#### REQUIREMENTS
Type out the complete listing below word for word, without its pictures.

#### Dataset records
────
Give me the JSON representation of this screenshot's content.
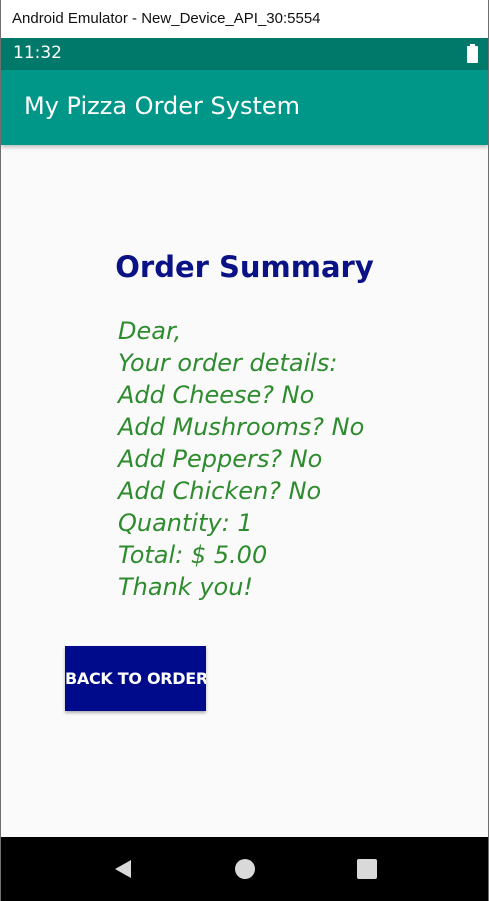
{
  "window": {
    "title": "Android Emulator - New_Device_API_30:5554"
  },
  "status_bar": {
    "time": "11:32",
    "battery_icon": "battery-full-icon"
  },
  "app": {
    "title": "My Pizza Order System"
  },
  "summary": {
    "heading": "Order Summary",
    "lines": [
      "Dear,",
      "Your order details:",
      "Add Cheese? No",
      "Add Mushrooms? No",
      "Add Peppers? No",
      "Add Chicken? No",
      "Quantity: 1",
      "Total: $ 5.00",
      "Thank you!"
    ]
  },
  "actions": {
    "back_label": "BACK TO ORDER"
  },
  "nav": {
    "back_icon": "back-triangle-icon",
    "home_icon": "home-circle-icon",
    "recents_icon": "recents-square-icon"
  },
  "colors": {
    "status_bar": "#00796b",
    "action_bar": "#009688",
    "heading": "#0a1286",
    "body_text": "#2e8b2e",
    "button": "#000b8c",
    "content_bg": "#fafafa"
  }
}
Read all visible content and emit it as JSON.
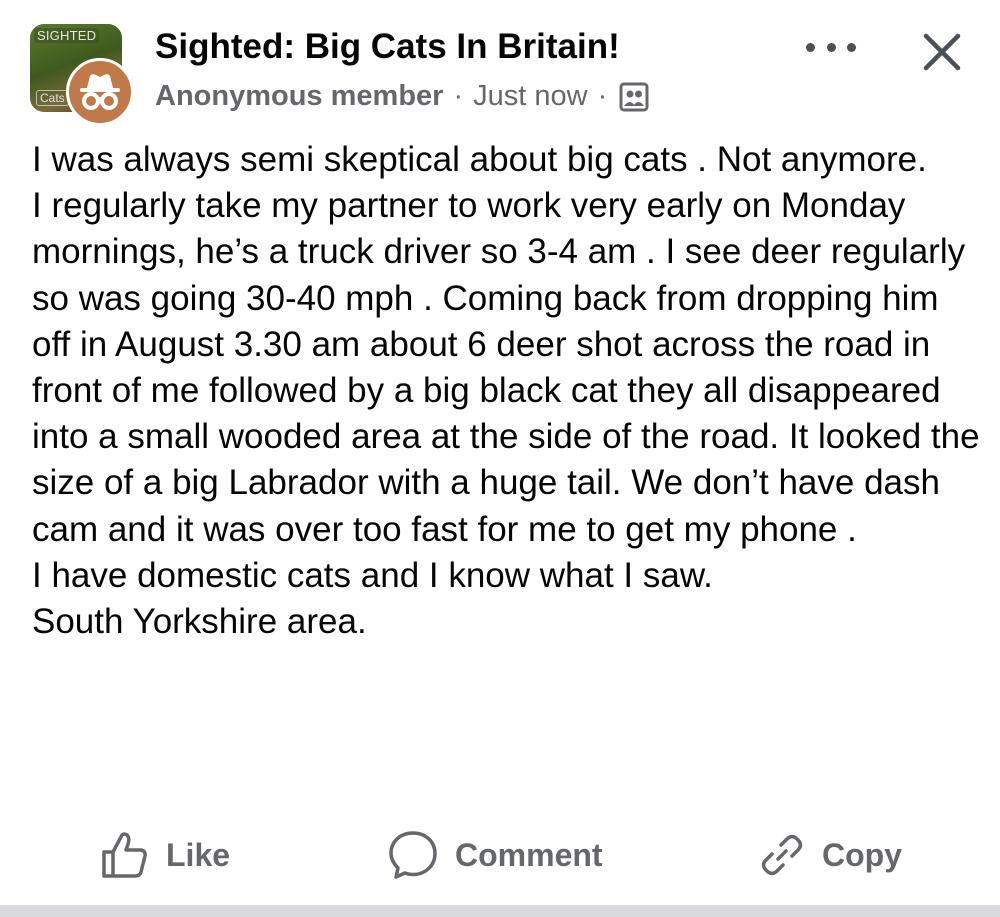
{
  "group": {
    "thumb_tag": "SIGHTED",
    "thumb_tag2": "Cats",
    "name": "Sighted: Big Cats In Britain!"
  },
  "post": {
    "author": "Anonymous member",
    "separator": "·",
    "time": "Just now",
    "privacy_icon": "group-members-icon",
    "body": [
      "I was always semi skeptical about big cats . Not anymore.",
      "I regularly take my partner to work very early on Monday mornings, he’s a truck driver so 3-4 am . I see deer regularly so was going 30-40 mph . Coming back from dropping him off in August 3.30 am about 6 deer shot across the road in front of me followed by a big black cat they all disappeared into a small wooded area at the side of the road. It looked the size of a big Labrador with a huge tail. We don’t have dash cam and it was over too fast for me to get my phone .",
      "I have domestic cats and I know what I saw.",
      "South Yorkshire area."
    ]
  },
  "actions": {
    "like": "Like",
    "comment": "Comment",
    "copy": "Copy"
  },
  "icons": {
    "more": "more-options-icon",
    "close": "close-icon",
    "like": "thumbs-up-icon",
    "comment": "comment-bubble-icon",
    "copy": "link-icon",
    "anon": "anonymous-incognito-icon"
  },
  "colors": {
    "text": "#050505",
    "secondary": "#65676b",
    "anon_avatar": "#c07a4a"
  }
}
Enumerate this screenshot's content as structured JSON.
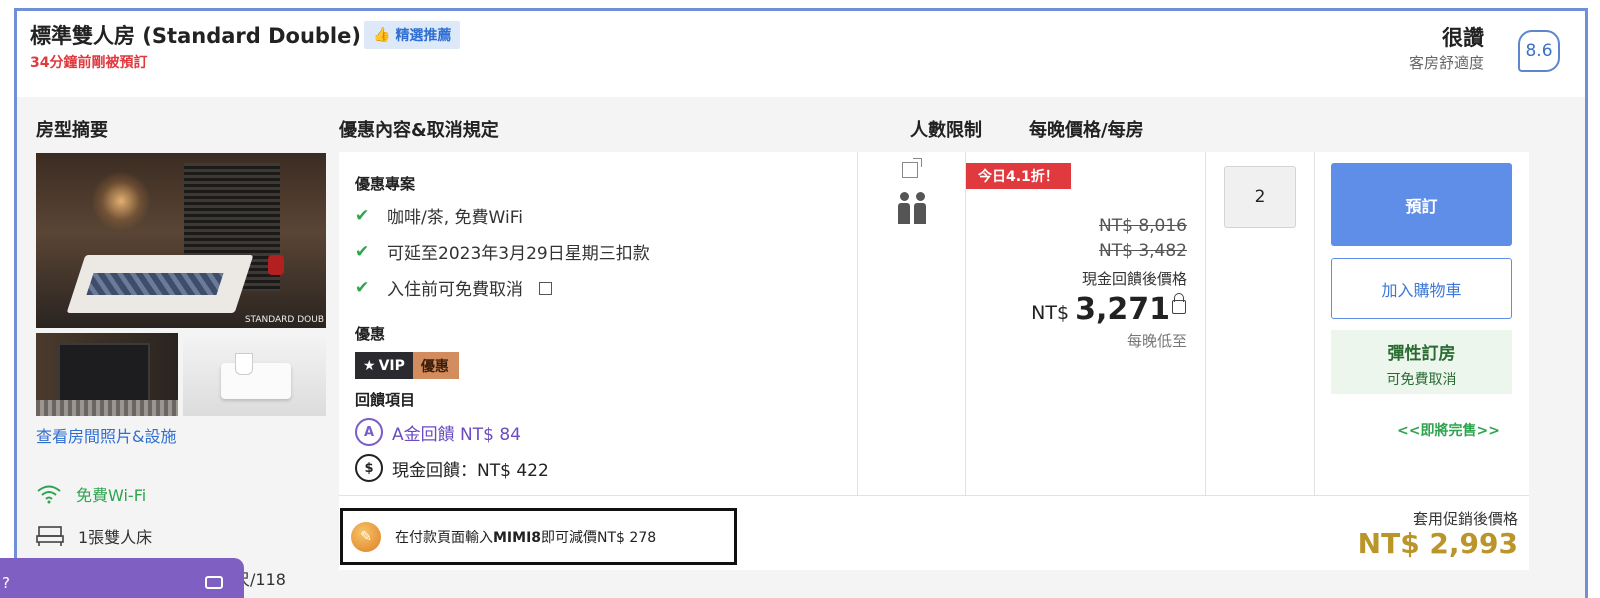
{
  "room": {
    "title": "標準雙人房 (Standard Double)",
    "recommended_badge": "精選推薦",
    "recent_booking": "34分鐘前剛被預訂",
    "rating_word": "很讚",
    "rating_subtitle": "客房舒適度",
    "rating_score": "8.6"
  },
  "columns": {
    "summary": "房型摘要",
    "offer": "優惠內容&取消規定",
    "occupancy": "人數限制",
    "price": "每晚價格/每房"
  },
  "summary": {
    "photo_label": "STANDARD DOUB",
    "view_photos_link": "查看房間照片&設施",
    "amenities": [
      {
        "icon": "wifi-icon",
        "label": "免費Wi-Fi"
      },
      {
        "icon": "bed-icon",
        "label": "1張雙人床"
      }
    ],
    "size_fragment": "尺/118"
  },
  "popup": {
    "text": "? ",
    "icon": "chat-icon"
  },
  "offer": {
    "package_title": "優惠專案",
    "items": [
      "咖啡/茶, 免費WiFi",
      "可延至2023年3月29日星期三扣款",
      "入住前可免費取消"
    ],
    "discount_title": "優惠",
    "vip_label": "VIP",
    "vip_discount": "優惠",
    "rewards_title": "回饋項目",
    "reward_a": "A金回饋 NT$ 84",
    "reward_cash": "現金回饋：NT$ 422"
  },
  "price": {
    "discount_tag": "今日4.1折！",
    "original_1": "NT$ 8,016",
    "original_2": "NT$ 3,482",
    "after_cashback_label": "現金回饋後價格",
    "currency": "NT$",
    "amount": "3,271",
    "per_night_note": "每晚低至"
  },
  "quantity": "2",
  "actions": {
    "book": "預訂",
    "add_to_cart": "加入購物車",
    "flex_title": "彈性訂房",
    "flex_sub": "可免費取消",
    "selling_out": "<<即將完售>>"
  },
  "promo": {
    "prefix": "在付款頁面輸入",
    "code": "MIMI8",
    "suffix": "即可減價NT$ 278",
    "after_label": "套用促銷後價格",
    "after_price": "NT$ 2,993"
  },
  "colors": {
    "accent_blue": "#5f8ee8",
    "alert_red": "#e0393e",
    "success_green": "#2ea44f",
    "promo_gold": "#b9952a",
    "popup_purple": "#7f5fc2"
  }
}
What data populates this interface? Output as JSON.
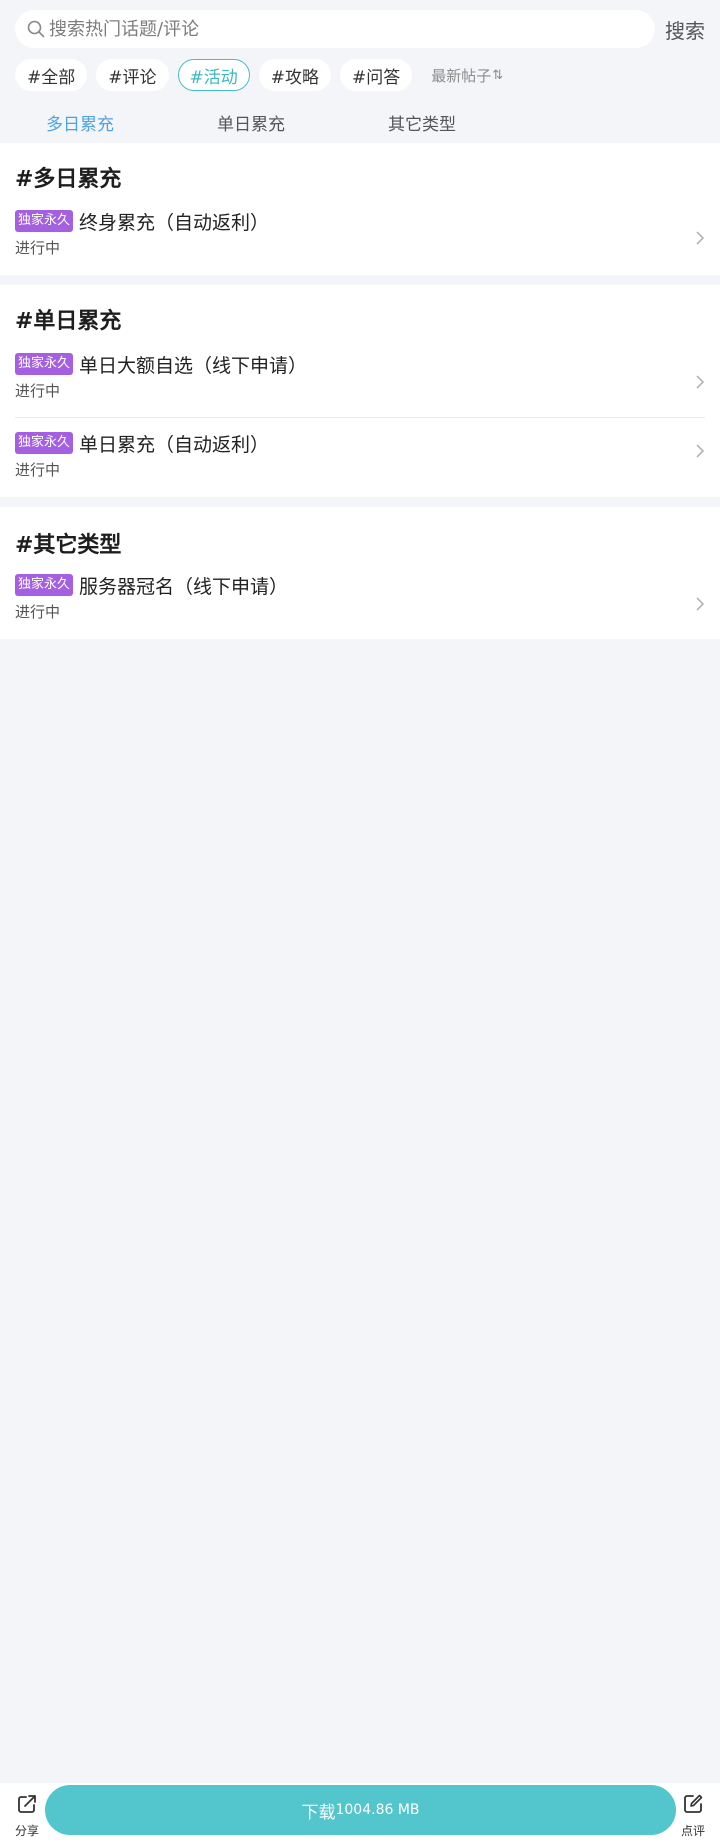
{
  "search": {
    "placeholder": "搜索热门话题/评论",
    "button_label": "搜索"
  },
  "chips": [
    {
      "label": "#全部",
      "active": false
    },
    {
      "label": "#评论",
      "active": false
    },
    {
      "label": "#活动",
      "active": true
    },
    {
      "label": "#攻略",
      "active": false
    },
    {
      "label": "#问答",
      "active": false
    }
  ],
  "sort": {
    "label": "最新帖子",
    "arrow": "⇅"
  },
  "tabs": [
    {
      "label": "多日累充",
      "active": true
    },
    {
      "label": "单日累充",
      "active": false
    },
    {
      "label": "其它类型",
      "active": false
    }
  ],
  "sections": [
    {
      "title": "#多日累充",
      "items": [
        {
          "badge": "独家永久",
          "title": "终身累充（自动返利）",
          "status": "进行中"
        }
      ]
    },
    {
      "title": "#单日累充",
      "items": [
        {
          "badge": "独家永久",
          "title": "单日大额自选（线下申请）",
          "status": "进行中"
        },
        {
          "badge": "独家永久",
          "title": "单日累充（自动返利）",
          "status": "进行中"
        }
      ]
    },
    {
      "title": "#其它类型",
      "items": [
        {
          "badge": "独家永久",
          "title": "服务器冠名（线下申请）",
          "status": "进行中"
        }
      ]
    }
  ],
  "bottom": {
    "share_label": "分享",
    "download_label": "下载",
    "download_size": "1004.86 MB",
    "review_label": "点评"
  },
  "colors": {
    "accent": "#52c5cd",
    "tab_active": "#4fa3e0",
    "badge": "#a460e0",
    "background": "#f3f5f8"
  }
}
────
#### WRITTEN ANSWER
Give me the JSON representation of this screenshot's content.
{
  "window": {
    "title": "Android Emulator - New_Device_API_30:5554"
  },
  "status_bar": {
    "time": "11:32",
    "battery_icon": "battery-full-icon"
  },
  "app": {
    "title": "My Pizza Order System"
  },
  "summary": {
    "heading": "Order Summary",
    "lines": [
      "Dear,",
      "Your order details:",
      "Add Cheese? No",
      "Add Mushrooms? No",
      "Add Peppers? No",
      "Add Chicken? No",
      "Quantity: 1",
      "Total: $ 5.00",
      "Thank you!"
    ]
  },
  "actions": {
    "back_label": "BACK TO ORDER"
  },
  "nav": {
    "back_icon": "back-triangle-icon",
    "home_icon": "home-circle-icon",
    "recents_icon": "recents-square-icon"
  },
  "colors": {
    "status_bar": "#00796b",
    "action_bar": "#009688",
    "heading": "#0a1286",
    "body_text": "#2e8b2e",
    "button": "#000b8c",
    "content_bg": "#fafafa"
  }
}
Read all visible content and emit it as JSON.
{
  "group": {
    "thumb_tag": "SIGHTED",
    "thumb_tag2": "Cats",
    "name": "Sighted: Big Cats In Britain!"
  },
  "post": {
    "author": "Anonymous member",
    "separator": "·",
    "time": "Just now",
    "privacy_icon": "group-members-icon",
    "body": [
      "I was always semi skeptical about big cats . Not anymore.",
      "I regularly take my partner to work very early on Monday mornings, he’s a truck driver so 3-4 am . I see deer regularly so was going 30-40 mph . Coming back from dropping him off in August 3.30 am about 6 deer shot across the road in front of me followed by a big black cat they all disappeared into a small wooded area at the side of the road. It looked the size of a big Labrador with a huge tail. We don’t have dash cam and it was over too fast for me to get my phone .",
      "I have domestic cats and I know what I saw.",
      "South Yorkshire area."
    ]
  },
  "actions": {
    "like": "Like",
    "comment": "Comment",
    "copy": "Copy"
  },
  "icons": {
    "more": "more-options-icon",
    "close": "close-icon",
    "like": "thumbs-up-icon",
    "comment": "comment-bubble-icon",
    "copy": "link-icon",
    "anon": "anonymous-incognito-icon"
  },
  "colors": {
    "text": "#050505",
    "secondary": "#65676b",
    "anon_avatar": "#c07a4a"
  }
}
Enumerate this screenshot's content as structured JSON.
{
  "room": {
    "title": "標準雙人房 (Standard Double)",
    "recommended_badge": "精選推薦",
    "recent_booking": "34分鐘前剛被預訂",
    "rating_word": "很讚",
    "rating_subtitle": "客房舒適度",
    "rating_score": "8.6"
  },
  "columns": {
    "summary": "房型摘要",
    "offer": "優惠內容&取消規定",
    "occupancy": "人數限制",
    "price": "每晚價格/每房"
  },
  "summary": {
    "photo_label": "STANDARD DOUB",
    "view_photos_link": "查看房間照片&設施",
    "amenities": [
      {
        "icon": "wifi-icon",
        "label": "免費Wi-Fi"
      },
      {
        "icon": "bed-icon",
        "label": "1張雙人床"
      }
    ],
    "size_fragment": "尺/118"
  },
  "popup": {
    "text": "? ",
    "icon": "chat-icon"
  },
  "offer": {
    "package_title": "優惠專案",
    "items": [
      "咖啡/茶, 免費WiFi",
      "可延至2023年3月29日星期三扣款",
      "入住前可免費取消"
    ],
    "discount_title": "優惠",
    "vip_label": "VIP",
    "vip_discount": "優惠",
    "rewards_title": "回饋項目",
    "reward_a": "A金回饋 NT$ 84",
    "reward_cash": "現金回饋：NT$ 422"
  },
  "price": {
    "discount_tag": "今日4.1折！",
    "original_1": "NT$ 8,016",
    "original_2": "NT$ 3,482",
    "after_cashback_label": "現金回饋後價格",
    "currency": "NT$",
    "amount": "3,271",
    "per_night_note": "每晚低至"
  },
  "quantity": "2",
  "actions": {
    "book": "預訂",
    "add_to_cart": "加入購物車",
    "flex_title": "彈性訂房",
    "flex_sub": "可免費取消",
    "selling_out": "<<即將完售>>"
  },
  "promo": {
    "prefix": "在付款頁面輸入",
    "code": "MIMI8",
    "suffix": "即可減價NT$ 278",
    "after_label": "套用促銷後價格",
    "after_price": "NT$ 2,993"
  },
  "colors": {
    "accent_blue": "#5f8ee8",
    "alert_red": "#e0393e",
    "success_green": "#2ea44f",
    "promo_gold": "#b9952a",
    "popup_purple": "#7f5fc2"
  }
}
What data populates this interface? Output as JSON.
{
  "search": {
    "placeholder": "搜索热门话题/评论",
    "button_label": "搜索"
  },
  "chips": [
    {
      "label": "#全部",
      "active": false
    },
    {
      "label": "#评论",
      "active": false
    },
    {
      "label": "#活动",
      "active": true
    },
    {
      "label": "#攻略",
      "active": false
    },
    {
      "label": "#问答",
      "active": false
    }
  ],
  "sort": {
    "label": "最新帖子",
    "arrow": "⇅"
  },
  "tabs": [
    {
      "label": "多日累充",
      "active": true
    },
    {
      "label": "单日累充",
      "active": false
    },
    {
      "label": "其它类型",
      "active": false
    }
  ],
  "sections": [
    {
      "title": "#多日累充",
      "items": [
        {
          "badge": "独家永久",
          "title": "终身累充（自动返利）",
          "status": "进行中"
        }
      ]
    },
    {
      "title": "#单日累充",
      "items": [
        {
          "badge": "独家永久",
          "title": "单日大额自选（线下申请）",
          "status": "进行中"
        },
        {
          "badge": "独家永久",
          "title": "单日累充（自动返利）",
          "status": "进行中"
        }
      ]
    },
    {
      "title": "#其它类型",
      "items": [
        {
          "badge": "独家永久",
          "title": "服务器冠名（线下申请）",
          "status": "进行中"
        }
      ]
    }
  ],
  "bottom": {
    "share_label": "分享",
    "download_label": "下载",
    "download_size": "1004.86 MB",
    "review_label": "点评"
  },
  "colors": {
    "accent": "#52c5cd",
    "tab_active": "#4fa3e0",
    "badge": "#a460e0",
    "background": "#f3f5f8"
  }
}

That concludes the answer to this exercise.